→ **Supplied records**
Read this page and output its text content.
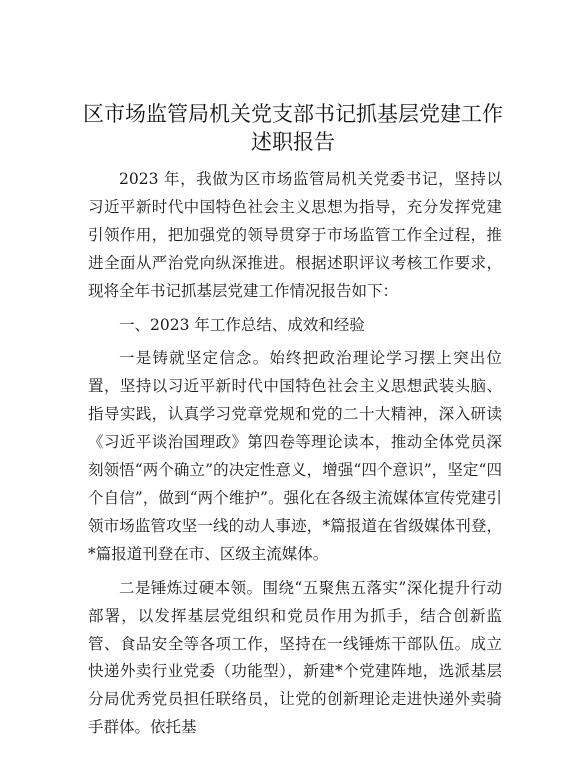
区市场监管局机关党支部书记抓基层党建工作
述职报告

2023 年，我做为区市场监管局机关党委书记，坚持以习近平新时代中国特色社会主义思想为指导，充分发挥党建引领作用，把加强党的领导贯穿于市场监管工作全过程，推进全面从严治党向纵深推进。根据述职评议考核工作要求，现将全年书记抓基层党建工作情况报告如下：

一、2023 年工作总结、成效和经验

一是铸就坚定信念。始终把政治理论学习摆上突出位置，坚持以习近平新时代中国特色社会主义思想武装头脑、指导实践，认真学习党章党规和党的二十大精神，深入研读《习近平谈治国理政》第四卷等理论读本，推动全体党员深刻领悟“两个确立”的决定性意义，增强“四个意识”，坚定“四个自信”，做到“两个维护”。强化在各级主流媒体宣传党建引领市场监管攻坚一线的动人事迹，*篇报道在省级媒体刊登，*篇报道刊登在市、区级主流媒体。

二是锤炼过硬本领。围绕“五聚焦五落实”深化提升行动部署，以发挥基层党组织和党员作用为抓手，结合创新监管、食品安全等各项工作，坚持在一线锤炼干部队伍。成立快递外卖行业党委（功能型），新建*个党建阵地，选派基层分局优秀党员担任联络员，让党的创新理论走进快递外卖骑手群体。依托基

→ **Work to complete**
Output the entries above exactly. Drop the pictures.

→ **Solution to the problem**
Read this page and output its text content.
区市场监管局机关党支部书记抓基层党建工作
述职报告

2023 年，我做为区市场监管局机关党委书记，坚持以习近平新时代中国特色社会主义思想为指导，充分发挥党建引领作用，把加强党的领导贯穿于市场监管工作全过程，推进全面从严治党向纵深推进。根据述职评议考核工作要求，现将全年书记抓基层党建工作情况报告如下：

一、2023 年工作总结、成效和经验

一是铸就坚定信念。始终把政治理论学习摆上突出位置，坚持以习近平新时代中国特色社会主义思想武装头脑、指导实践，认真学习党章党规和党的二十大精神，深入研读《习近平谈治国理政》第四卷等理论读本，推动全体党员深刻领悟“两个确立”的决定性意义，增强“四个意识”，坚定“四个自信”，做到“两个维护”。强化在各级主流媒体宣传党建引领市场监管攻坚一线的动人事迹，*篇报道在省级媒体刊登，*篇报道刊登在市、区级主流媒体。

二是锤炼过硬本领。围绕“五聚焦五落实”深化提升行动部署，以发挥基层党组织和党员作用为抓手，结合创新监管、食品安全等各项工作，坚持在一线锤炼干部队伍。成立快递外卖行业党委（功能型），新建*个党建阵地，选派基层分局优秀党员担任联络员，让党的创新理论走进快递外卖骑手群体。依托基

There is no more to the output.